## Job
Please state how many lines in the records contain the string "Nano", with no words besides the number.

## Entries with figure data
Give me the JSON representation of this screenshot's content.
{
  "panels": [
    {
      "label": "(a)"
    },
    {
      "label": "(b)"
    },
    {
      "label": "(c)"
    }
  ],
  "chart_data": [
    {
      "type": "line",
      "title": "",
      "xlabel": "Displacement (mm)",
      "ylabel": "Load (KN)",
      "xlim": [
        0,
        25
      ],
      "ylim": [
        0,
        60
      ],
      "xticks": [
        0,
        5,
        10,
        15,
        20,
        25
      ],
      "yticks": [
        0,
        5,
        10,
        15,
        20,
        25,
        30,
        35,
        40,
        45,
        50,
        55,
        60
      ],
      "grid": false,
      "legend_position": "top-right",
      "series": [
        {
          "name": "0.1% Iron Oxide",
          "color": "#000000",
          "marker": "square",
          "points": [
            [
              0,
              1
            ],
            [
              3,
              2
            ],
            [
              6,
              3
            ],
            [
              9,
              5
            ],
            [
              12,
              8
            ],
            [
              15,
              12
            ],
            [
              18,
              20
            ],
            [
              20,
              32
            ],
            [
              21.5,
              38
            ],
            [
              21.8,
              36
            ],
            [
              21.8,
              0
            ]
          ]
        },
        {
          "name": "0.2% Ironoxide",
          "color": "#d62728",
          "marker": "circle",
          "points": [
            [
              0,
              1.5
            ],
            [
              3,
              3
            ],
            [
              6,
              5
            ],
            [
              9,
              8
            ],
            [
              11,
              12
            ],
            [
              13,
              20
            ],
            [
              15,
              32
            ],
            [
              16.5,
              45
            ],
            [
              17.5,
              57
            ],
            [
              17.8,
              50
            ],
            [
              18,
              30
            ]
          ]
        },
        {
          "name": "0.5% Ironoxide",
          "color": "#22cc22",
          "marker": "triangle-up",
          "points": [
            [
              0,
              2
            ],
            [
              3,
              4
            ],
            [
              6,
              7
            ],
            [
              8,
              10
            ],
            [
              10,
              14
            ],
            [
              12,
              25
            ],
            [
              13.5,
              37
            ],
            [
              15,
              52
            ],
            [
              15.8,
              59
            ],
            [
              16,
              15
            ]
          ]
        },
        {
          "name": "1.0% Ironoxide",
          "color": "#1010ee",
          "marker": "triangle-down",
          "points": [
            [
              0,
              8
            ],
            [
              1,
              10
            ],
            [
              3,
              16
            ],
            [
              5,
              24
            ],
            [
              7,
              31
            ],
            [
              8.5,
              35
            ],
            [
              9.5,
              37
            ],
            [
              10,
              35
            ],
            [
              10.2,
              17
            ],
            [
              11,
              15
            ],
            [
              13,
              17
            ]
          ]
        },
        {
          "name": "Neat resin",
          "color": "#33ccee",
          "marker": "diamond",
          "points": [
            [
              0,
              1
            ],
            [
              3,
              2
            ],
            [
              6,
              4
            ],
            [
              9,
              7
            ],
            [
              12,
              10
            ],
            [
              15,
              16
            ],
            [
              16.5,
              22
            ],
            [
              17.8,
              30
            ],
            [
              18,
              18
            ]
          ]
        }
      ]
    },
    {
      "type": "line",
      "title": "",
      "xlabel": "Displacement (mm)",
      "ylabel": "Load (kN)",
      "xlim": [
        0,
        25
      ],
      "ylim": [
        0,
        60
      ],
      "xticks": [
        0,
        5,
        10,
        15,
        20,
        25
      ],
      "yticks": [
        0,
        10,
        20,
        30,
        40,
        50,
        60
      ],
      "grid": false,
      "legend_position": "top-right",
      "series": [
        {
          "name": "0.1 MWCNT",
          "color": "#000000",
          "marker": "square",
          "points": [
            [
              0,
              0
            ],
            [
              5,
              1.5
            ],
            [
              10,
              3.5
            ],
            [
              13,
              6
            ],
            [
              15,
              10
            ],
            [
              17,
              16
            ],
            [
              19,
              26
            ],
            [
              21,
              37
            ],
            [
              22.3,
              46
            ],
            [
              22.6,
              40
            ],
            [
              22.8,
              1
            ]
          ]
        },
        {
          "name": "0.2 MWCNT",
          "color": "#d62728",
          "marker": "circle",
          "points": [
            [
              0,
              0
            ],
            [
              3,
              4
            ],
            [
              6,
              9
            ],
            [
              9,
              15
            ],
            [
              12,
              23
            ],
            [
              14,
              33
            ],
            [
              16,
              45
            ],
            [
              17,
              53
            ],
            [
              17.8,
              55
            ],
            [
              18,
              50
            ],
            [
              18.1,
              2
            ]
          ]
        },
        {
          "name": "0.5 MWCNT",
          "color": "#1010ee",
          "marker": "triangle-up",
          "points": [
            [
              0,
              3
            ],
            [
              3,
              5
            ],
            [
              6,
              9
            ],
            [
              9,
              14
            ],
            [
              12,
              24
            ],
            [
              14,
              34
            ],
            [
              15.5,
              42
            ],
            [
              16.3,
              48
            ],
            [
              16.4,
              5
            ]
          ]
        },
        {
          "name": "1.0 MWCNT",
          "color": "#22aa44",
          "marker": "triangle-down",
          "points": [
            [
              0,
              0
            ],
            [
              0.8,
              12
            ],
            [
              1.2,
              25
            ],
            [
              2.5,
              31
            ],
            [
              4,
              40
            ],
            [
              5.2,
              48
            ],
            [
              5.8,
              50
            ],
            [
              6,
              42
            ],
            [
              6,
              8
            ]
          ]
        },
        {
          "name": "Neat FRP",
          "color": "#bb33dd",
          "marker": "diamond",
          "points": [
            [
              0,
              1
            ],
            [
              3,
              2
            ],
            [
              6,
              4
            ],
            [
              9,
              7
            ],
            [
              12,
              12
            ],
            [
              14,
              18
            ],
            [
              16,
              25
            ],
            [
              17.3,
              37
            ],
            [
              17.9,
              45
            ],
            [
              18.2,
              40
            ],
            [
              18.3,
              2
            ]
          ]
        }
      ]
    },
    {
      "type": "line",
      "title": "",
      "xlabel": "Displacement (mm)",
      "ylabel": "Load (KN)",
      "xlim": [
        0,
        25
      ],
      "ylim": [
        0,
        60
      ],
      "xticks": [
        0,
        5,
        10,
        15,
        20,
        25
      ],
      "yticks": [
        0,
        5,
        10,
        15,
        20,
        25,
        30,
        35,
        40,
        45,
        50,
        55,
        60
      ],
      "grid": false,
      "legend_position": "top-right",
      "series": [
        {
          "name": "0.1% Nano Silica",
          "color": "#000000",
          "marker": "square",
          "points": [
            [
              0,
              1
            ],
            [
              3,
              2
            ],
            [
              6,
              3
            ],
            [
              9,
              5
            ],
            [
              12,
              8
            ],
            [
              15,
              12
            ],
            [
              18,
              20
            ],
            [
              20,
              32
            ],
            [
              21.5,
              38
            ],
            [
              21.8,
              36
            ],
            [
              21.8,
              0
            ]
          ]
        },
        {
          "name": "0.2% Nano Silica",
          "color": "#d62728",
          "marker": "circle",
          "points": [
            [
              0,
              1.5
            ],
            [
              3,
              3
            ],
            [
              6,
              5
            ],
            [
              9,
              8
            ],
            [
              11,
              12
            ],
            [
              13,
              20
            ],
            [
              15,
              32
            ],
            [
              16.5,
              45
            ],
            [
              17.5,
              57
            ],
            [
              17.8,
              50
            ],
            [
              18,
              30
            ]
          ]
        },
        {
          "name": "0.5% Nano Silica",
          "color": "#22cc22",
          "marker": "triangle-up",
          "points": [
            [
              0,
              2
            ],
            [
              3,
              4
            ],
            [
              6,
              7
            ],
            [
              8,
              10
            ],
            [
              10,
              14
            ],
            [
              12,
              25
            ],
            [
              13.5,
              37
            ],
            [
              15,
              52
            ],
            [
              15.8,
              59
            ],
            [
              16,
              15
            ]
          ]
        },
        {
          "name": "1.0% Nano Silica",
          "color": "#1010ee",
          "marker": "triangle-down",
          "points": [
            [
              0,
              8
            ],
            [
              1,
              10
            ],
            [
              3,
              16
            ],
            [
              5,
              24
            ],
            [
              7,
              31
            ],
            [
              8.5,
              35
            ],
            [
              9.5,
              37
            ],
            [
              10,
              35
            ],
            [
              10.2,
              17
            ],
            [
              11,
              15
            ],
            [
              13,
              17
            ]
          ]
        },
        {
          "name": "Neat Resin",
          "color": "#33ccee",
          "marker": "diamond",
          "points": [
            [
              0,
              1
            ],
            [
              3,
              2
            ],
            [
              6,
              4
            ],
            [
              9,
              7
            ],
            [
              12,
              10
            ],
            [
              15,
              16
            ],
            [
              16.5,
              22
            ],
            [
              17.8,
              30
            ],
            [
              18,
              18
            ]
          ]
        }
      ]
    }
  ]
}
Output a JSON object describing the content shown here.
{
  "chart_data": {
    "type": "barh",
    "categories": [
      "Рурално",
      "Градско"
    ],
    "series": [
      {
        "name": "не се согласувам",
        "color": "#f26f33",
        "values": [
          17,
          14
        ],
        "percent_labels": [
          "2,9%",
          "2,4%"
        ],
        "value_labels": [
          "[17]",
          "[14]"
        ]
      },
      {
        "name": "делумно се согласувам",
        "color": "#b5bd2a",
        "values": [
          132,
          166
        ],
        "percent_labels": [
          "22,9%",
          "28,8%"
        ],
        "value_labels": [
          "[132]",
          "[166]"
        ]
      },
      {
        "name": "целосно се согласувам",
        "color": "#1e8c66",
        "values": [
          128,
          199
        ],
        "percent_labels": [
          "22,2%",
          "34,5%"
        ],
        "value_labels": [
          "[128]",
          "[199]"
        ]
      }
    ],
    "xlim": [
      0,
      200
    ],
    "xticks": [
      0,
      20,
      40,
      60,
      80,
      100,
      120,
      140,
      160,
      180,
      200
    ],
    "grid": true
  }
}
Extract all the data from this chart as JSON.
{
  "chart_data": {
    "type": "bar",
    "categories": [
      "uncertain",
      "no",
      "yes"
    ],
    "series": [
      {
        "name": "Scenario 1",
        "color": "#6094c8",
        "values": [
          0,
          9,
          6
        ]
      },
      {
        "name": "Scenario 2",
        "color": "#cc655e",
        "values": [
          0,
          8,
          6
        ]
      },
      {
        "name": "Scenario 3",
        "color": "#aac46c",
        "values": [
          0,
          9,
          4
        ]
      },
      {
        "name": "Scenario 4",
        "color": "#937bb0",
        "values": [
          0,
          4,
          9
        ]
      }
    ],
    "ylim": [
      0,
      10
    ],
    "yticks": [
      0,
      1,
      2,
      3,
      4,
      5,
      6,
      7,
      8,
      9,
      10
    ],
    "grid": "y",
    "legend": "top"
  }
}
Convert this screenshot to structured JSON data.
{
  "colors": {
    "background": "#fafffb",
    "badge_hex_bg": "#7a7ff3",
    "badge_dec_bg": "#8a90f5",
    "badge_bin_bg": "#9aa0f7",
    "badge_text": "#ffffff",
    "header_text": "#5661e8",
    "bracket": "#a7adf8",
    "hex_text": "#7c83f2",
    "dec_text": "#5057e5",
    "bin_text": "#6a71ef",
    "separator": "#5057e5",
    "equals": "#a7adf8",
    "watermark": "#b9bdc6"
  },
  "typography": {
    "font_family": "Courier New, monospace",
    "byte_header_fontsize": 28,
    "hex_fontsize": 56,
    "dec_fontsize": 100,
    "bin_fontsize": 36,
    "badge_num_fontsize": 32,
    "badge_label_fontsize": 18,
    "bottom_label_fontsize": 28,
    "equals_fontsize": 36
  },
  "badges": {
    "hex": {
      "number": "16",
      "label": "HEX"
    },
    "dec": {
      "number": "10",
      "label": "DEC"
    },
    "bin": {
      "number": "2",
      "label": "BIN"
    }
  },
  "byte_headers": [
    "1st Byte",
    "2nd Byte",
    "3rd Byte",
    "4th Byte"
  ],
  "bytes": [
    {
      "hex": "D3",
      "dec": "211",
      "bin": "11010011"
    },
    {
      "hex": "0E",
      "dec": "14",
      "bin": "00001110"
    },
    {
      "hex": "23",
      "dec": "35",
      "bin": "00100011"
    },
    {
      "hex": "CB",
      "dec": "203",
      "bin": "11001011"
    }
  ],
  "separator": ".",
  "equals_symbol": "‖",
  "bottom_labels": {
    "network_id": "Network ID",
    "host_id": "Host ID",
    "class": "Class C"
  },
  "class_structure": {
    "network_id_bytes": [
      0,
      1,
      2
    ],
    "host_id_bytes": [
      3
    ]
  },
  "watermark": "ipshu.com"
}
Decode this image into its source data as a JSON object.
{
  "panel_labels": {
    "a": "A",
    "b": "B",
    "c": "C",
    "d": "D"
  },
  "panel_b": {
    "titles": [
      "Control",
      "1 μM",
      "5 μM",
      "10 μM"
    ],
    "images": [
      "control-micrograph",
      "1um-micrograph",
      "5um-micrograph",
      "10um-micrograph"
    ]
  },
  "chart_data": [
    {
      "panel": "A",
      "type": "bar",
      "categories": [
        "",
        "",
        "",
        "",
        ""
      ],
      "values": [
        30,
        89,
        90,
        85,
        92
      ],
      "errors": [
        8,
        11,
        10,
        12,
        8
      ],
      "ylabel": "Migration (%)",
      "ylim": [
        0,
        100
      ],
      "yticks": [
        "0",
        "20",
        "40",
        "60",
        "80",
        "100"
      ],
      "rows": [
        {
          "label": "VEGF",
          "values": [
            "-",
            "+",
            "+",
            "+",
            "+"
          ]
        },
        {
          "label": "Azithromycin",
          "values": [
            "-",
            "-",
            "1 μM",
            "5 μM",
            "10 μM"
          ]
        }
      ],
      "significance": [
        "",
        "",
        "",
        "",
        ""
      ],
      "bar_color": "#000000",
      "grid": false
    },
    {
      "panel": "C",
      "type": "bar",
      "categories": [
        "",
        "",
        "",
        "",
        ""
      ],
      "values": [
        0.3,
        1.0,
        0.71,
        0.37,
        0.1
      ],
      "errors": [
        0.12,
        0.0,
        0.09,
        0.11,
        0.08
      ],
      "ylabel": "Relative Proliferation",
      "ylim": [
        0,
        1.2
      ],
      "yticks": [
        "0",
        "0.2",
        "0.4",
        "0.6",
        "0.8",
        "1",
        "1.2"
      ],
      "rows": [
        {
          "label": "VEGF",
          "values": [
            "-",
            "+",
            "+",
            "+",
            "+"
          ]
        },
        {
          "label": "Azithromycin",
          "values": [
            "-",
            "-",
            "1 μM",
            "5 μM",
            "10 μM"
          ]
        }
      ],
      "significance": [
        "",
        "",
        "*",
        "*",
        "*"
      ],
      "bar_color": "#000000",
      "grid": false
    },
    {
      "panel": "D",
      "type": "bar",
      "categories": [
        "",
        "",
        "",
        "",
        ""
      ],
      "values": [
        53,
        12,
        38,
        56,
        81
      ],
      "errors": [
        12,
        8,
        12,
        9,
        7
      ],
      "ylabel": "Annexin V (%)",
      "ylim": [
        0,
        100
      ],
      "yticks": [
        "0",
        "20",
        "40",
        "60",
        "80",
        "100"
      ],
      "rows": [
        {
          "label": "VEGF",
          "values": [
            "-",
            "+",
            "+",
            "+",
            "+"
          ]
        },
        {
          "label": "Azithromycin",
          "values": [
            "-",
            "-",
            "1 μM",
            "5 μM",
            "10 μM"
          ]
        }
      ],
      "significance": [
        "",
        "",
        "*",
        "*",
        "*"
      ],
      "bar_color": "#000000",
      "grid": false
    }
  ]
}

## Response for this exercise
4